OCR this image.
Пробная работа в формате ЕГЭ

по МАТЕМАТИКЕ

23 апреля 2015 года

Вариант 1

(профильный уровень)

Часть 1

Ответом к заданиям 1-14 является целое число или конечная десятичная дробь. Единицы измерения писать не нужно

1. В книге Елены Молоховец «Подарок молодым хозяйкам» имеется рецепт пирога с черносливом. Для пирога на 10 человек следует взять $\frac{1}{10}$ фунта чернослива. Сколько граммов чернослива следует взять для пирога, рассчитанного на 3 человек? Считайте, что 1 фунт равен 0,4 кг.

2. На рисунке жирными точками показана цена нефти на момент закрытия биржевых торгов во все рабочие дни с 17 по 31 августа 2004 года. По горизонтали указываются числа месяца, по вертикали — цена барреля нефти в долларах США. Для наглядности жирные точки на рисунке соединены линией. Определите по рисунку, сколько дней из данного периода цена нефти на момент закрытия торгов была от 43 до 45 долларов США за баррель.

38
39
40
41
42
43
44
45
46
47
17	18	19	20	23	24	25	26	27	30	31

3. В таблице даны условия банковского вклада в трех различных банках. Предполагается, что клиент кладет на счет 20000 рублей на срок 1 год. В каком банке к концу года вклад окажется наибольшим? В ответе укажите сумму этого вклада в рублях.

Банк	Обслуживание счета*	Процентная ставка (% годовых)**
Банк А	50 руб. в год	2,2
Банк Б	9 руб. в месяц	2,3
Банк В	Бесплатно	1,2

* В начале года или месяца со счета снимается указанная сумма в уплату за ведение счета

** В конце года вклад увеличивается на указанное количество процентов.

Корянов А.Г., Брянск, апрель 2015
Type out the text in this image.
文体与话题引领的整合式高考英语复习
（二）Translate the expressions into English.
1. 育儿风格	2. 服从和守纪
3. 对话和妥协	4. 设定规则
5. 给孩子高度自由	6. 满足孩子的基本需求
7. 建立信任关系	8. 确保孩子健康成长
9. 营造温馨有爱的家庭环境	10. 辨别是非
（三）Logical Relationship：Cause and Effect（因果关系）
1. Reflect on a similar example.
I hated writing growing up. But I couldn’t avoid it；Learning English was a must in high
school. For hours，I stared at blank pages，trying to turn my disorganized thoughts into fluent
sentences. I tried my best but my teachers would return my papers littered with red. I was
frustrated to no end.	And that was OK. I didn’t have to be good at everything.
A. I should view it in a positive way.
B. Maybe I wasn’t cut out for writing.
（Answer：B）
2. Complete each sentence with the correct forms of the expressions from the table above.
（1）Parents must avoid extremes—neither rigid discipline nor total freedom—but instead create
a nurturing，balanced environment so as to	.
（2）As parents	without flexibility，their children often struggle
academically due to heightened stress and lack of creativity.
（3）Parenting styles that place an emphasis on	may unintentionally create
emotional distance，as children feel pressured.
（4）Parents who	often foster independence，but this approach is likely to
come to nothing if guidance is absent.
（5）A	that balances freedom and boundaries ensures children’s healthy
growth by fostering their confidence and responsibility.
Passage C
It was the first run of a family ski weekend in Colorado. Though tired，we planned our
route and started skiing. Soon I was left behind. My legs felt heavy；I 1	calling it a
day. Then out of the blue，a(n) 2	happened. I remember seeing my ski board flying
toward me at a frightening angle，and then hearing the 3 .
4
* * *
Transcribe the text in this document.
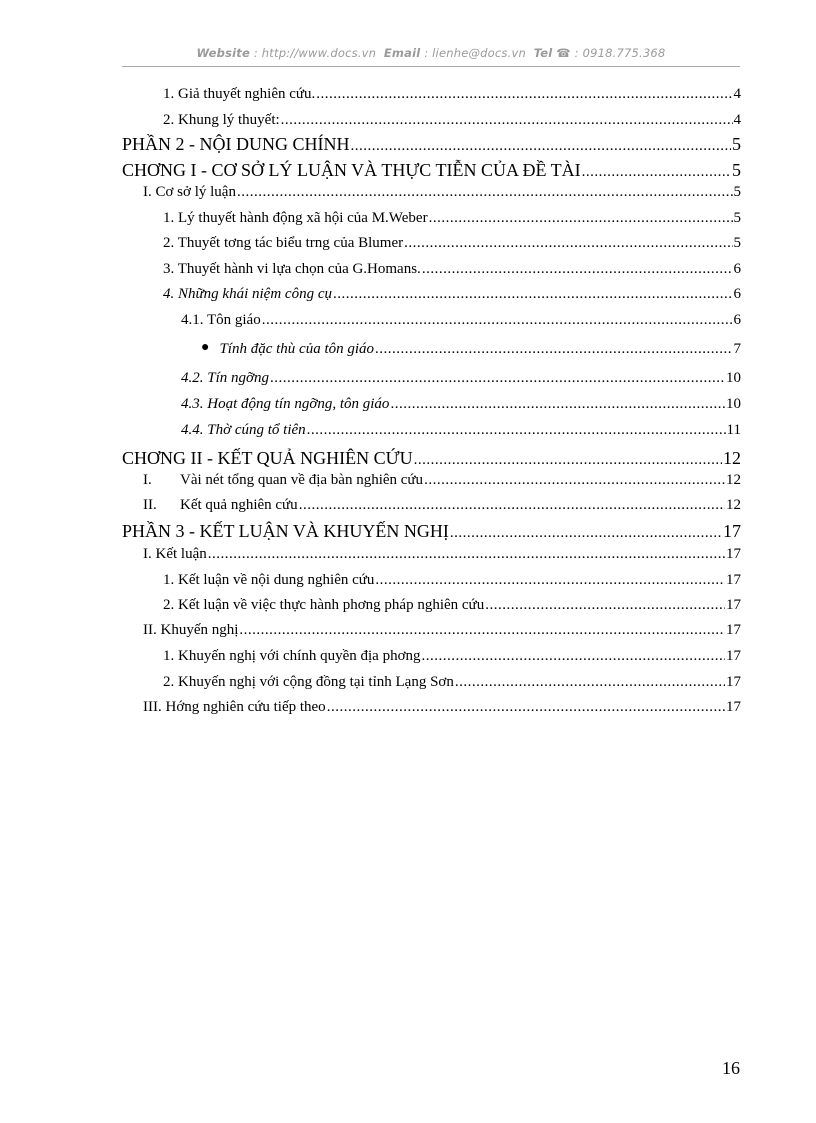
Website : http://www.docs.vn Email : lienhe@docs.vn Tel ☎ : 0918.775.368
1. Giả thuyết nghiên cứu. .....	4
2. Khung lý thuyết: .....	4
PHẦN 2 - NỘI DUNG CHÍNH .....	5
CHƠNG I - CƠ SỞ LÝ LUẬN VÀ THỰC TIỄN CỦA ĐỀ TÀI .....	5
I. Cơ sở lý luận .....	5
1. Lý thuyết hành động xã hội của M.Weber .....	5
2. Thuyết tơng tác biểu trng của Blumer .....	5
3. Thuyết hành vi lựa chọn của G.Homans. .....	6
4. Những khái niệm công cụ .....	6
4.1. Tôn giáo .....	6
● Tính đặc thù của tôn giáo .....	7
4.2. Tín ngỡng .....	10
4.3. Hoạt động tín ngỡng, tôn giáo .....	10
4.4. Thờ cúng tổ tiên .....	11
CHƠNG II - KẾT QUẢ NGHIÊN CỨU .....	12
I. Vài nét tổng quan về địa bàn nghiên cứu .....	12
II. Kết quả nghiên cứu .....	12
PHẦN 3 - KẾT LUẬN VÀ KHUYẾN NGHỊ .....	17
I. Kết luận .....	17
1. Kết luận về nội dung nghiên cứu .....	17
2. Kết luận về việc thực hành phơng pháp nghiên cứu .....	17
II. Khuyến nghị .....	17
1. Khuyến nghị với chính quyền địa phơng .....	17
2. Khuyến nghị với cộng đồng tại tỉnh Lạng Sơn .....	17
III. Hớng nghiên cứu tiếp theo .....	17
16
* * *
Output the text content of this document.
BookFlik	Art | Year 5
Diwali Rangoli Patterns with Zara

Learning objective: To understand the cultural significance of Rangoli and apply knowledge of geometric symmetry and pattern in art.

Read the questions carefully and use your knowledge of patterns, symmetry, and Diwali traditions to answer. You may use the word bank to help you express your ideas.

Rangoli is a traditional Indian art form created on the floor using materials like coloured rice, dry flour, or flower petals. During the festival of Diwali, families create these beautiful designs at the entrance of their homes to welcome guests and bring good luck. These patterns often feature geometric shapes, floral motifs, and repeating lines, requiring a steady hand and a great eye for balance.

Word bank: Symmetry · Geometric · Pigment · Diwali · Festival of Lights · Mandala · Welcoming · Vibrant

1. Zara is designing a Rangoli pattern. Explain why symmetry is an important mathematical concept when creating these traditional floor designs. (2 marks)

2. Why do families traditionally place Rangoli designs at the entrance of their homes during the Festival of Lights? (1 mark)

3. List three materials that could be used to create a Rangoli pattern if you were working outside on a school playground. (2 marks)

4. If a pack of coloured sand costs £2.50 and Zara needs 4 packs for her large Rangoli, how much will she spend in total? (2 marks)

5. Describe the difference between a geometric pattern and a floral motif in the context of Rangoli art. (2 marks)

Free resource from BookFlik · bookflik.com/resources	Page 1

_WHAT IS ASKED_
Show each line in the entries that holds the string "floral".

_ANSWER BELOW_
Rangoli is a traditional Indian art form created on the floor using materials like coloured rice, dry flour, or flower petals. During the festival of Diwali, families create these beautiful designs at the entrance of their homes to welcome guests and bring good luck. These patterns often feature geometric shapes, floral motifs, and repeating lines, requiring a steady hand and a great eye for balance.
5. Describe the difference between a geometric pattern and a floral motif in the context of Rangoli art. (2 marks)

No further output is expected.